■ What is required ■
Copy out all lines with the word "JSON" in them.

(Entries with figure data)
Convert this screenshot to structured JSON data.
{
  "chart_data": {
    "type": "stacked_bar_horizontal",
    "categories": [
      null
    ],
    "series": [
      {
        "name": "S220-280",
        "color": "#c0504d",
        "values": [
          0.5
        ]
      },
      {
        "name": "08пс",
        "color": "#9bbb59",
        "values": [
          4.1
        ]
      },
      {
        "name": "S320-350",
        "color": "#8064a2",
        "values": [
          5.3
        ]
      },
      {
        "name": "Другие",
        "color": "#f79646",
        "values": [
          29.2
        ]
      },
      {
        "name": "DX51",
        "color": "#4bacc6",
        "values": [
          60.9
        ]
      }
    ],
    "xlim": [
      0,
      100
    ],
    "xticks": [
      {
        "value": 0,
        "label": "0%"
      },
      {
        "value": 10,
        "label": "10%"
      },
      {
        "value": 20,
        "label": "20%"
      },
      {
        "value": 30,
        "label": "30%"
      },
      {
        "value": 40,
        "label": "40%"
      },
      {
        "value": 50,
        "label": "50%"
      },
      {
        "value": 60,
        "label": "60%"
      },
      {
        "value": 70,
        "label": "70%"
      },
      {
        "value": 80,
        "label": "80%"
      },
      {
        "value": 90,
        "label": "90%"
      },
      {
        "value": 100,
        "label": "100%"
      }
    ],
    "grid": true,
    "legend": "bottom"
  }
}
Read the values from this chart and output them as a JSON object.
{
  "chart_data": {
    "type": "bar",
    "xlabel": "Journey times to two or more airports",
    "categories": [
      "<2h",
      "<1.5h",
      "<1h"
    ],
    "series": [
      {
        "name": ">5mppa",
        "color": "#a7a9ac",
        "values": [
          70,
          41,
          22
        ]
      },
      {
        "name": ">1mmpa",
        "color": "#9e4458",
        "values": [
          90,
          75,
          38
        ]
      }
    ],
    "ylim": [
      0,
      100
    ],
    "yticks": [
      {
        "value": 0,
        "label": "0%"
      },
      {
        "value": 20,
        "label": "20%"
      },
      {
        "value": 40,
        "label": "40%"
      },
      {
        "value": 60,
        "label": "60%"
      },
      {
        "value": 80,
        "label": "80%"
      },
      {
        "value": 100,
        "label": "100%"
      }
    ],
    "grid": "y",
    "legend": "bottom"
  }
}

■ Output of the exercise ■
Convert this screenshot to structured JSON data.
Read the values from this chart and output them as a JSON object.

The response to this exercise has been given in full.